ITEMS:
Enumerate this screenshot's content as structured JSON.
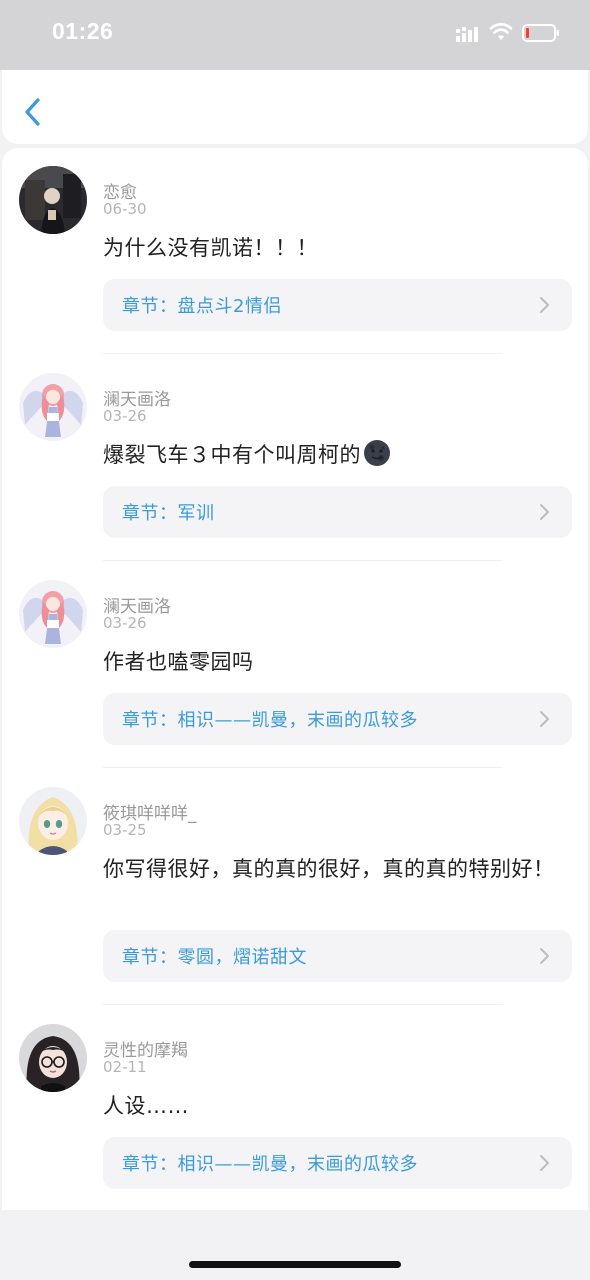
{
  "status_bar": {
    "time": "01:26"
  },
  "colors": {
    "accent": "#3a9bdc",
    "battery_low": "#ff3b30"
  },
  "comments": [
    {
      "username": "恋愈",
      "date": "06-30",
      "text": "为什么没有凯诺！！！",
      "chapter_prefix": "章节：",
      "chapter": "盘点斗2情侣",
      "avatar_icon": "avatar-dark-photo"
    },
    {
      "username": "澜天画洛",
      "date": "03-26",
      "text": "爆裂飞车３中有个叫周柯的",
      "emoji": "new-moon-face-emoji",
      "chapter_prefix": "章节：",
      "chapter": "军训",
      "avatar_icon": "avatar-anime-angel"
    },
    {
      "username": "澜天画洛",
      "date": "03-26",
      "text": "作者也嗑零园吗",
      "chapter_prefix": "章节：",
      "chapter": "相识——凯曼，末画的瓜较多",
      "avatar_icon": "avatar-anime-angel"
    },
    {
      "username": "筱琪咩咩咩_",
      "date": "03-25",
      "text": "你写得很好，真的真的很好，真的真的特别好！",
      "chapter_prefix": "章节：",
      "chapter": "零圆，熠诺甜文",
      "avatar_icon": "avatar-anime-blonde-girl"
    },
    {
      "username": "灵性的摩羯",
      "date": "02-11",
      "text": "人设……",
      "chapter_prefix": "章节：",
      "chapter": "相识——凯曼，末画的瓜较多",
      "avatar_icon": "avatar-glasses-girl"
    }
  ]
}
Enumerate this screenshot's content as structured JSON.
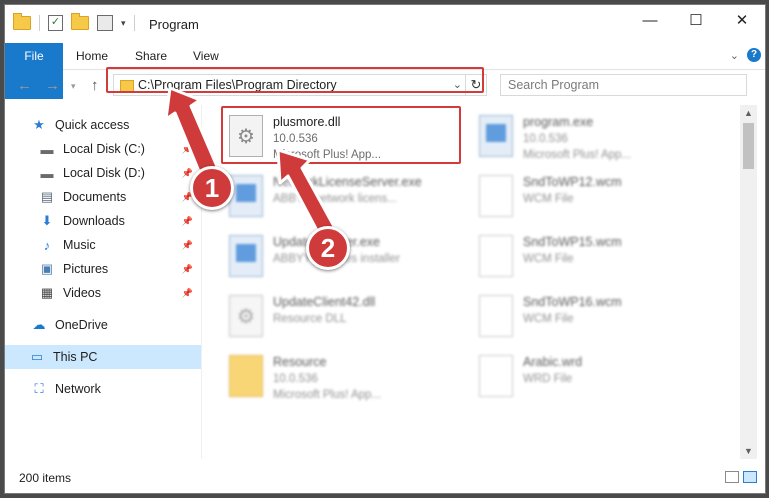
{
  "window": {
    "title": "Program",
    "controls": {
      "minimize": "—",
      "maximize": "☐",
      "close": "✕"
    }
  },
  "ribbon": {
    "tabs": [
      "File",
      "Home",
      "Share",
      "View"
    ],
    "collapse_icon": "chevron-down-icon",
    "help_label": "?"
  },
  "address": {
    "path": "C:\\Program Files\\Program Directory",
    "dropdown_glyph": "⌄",
    "refresh_glyph": "↻"
  },
  "search": {
    "placeholder": "Search Program"
  },
  "sidebar": {
    "items": [
      {
        "label": "Quick access",
        "icon": "star-icon",
        "glyph": "★",
        "color": "#2b7cd3",
        "pinned": false
      },
      {
        "label": "Local Disk (C:)",
        "icon": "drive-icon",
        "glyph": "▬",
        "color": "#6b6b6b",
        "pinned": true
      },
      {
        "label": "Local Disk (D:)",
        "icon": "drive-icon",
        "glyph": "▬",
        "color": "#6b6b6b",
        "pinned": true
      },
      {
        "label": "Documents",
        "icon": "documents-icon",
        "glyph": "▤",
        "color": "#5b6b7b",
        "pinned": true
      },
      {
        "label": "Downloads",
        "icon": "download-icon",
        "glyph": "⬇",
        "color": "#2b7cd3",
        "pinned": true
      },
      {
        "label": "Music",
        "icon": "music-icon",
        "glyph": "♪",
        "color": "#2b7cd3",
        "pinned": true
      },
      {
        "label": "Pictures",
        "icon": "pictures-icon",
        "glyph": "▣",
        "color": "#4a7fb0",
        "pinned": true
      },
      {
        "label": "Videos",
        "icon": "videos-icon",
        "glyph": "▦",
        "color": "#444444",
        "pinned": true
      },
      {
        "label": "OneDrive",
        "icon": "onedrive-icon",
        "glyph": "☁",
        "color": "#1979ca",
        "pinned": false
      },
      {
        "label": "This PC",
        "icon": "computer-icon",
        "glyph": "▭",
        "color": "#2b7cd3",
        "pinned": false
      },
      {
        "label": "Network",
        "icon": "network-icon",
        "glyph": "⛶",
        "color": "#2b7cd3",
        "pinned": false
      }
    ]
  },
  "files": [
    {
      "name": "plusmore.dll",
      "line1": "10.0.536",
      "line2": "Microsoft Plus! App...",
      "icon": "dll-file-icon"
    },
    {
      "name": "program.exe",
      "line1": "10.0.536",
      "line2": "Microsoft Plus! App...",
      "icon": "exe-file-icon"
    },
    {
      "name": "NetworkLicenseServer.exe",
      "line1": "ABBYY network licens...",
      "line2": "",
      "icon": "exe-file-icon"
    },
    {
      "name": "SndToWP12.wcm",
      "line1": "WCM File",
      "line2": "",
      "icon": "blank-file-icon"
    },
    {
      "name": "UpdateInstaller.exe",
      "line1": "ABBYY Updates installer",
      "line2": "",
      "icon": "exe-file-icon"
    },
    {
      "name": "SndToWP15.wcm",
      "line1": "WCM File",
      "line2": "",
      "icon": "blank-file-icon"
    },
    {
      "name": "UpdateClient42.dll",
      "line1": "Resource DLL",
      "line2": "",
      "icon": "dll-file-icon"
    },
    {
      "name": "SndToWP16.wcm",
      "line1": "WCM File",
      "line2": "",
      "icon": "blank-file-icon"
    },
    {
      "name": "Resource",
      "line1": "10.0.536",
      "line2": "Microsoft Plus! App...",
      "icon": "folder-icon"
    },
    {
      "name": "Arabic.wrd",
      "line1": "WRD File",
      "line2": "",
      "icon": "blank-file-icon"
    }
  ],
  "status": {
    "item_count": "200 items"
  },
  "annotations": [
    {
      "number": "1"
    },
    {
      "number": "2"
    }
  ],
  "colors": {
    "accent": "#1979ca",
    "highlight_red": "#d33a3a",
    "selected_bg": "#cce8ff"
  }
}
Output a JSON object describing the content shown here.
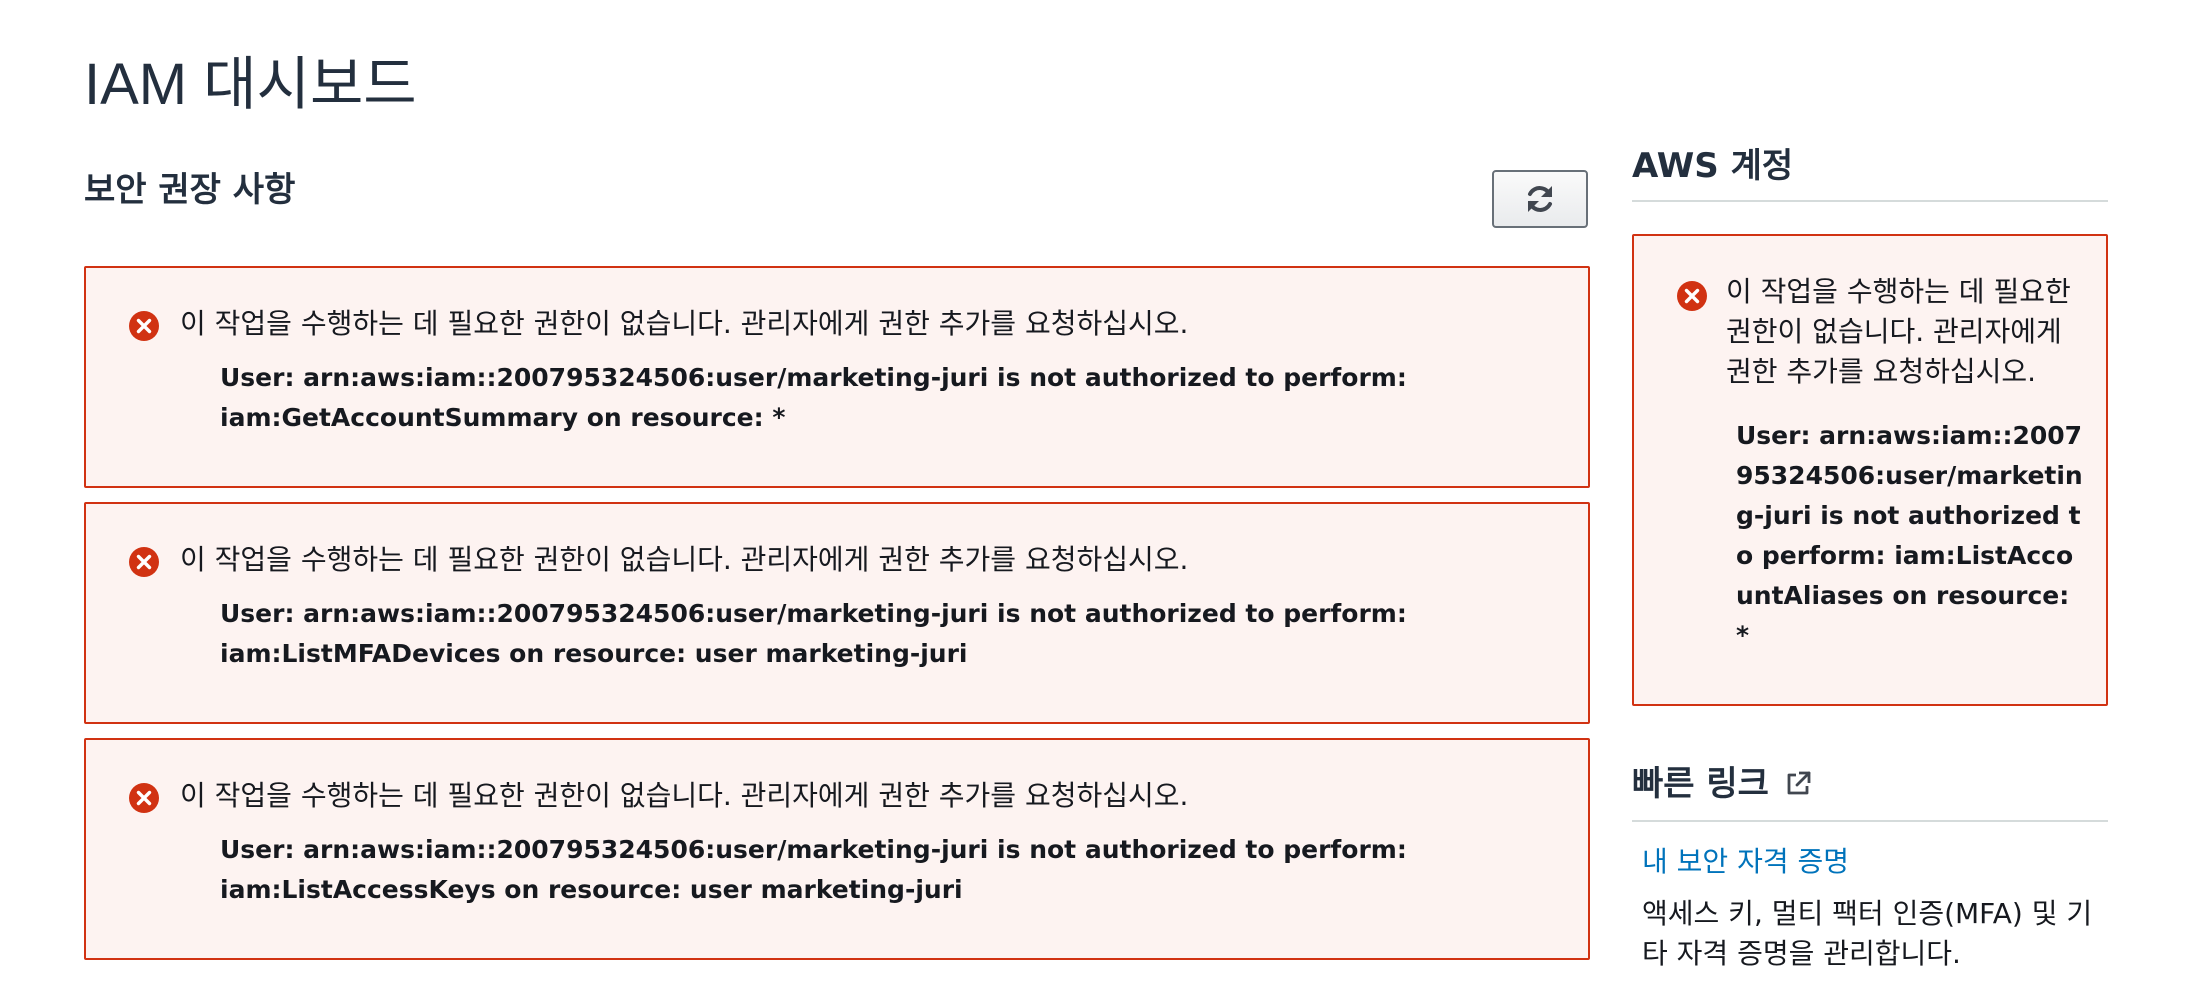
{
  "page": {
    "title": "IAM 대시보드"
  },
  "security_recommendations": {
    "title": "보안 권장 사항",
    "refresh_icon": "refresh-icon",
    "alerts": [
      {
        "icon": "error-icon",
        "message": "이 작업을 수행하는 데 필요한 권한이 없습니다. 관리자에게 권한 추가를 요청하십시오.",
        "detail": "User: arn:aws:iam::200795324506:user/marketing-juri is not authorized to perform: iam:GetAccountSummary on resource: *"
      },
      {
        "icon": "error-icon",
        "message": "이 작업을 수행하는 데 필요한 권한이 없습니다. 관리자에게 권한 추가를 요청하십시오.",
        "detail": "User: arn:aws:iam::200795324506:user/marketing-juri is not authorized to perform: iam:ListMFADevices on resource: user marketing-juri"
      },
      {
        "icon": "error-icon",
        "message": "이 작업을 수행하는 데 필요한 권한이 없습니다. 관리자에게 권한 추가를 요청하십시오.",
        "detail": "User: arn:aws:iam::200795324506:user/marketing-juri is not authorized to perform: iam:ListAccessKeys on resource: user marketing-juri"
      }
    ]
  },
  "aws_account": {
    "title": "AWS 계정",
    "alert": {
      "icon": "error-icon",
      "message": "이 작업을 수행하는 데 필요한 권한이 없습니다. 관리자에게 권한 추가를 요청하십시오.",
      "detail": "User: arn:aws:iam::200795324506:user/marketing-juri is not authorized to perform: iam:ListAccountAliases on resource: *"
    }
  },
  "quick_links": {
    "title": "빠른 링크",
    "title_icon": "external-link-icon",
    "link_label": "내 보안 자격 증명",
    "link_description": "액세스 키, 멀티 팩터 인증(MFA) 및 기타 자격 증명을 관리합니다."
  },
  "colors": {
    "error_border": "#d13212",
    "error_background": "#fdf3f1",
    "error_icon": "#d13212",
    "link": "#0073bb",
    "heading": "#232f3e"
  }
}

TASK TO CARRY OUT: Track down every line with the word "ABBYY" and copy it.

EXERCISE RESULT:
      "line1": "ABBYY network licens...",
      "line1": "ABBYY Updates installer",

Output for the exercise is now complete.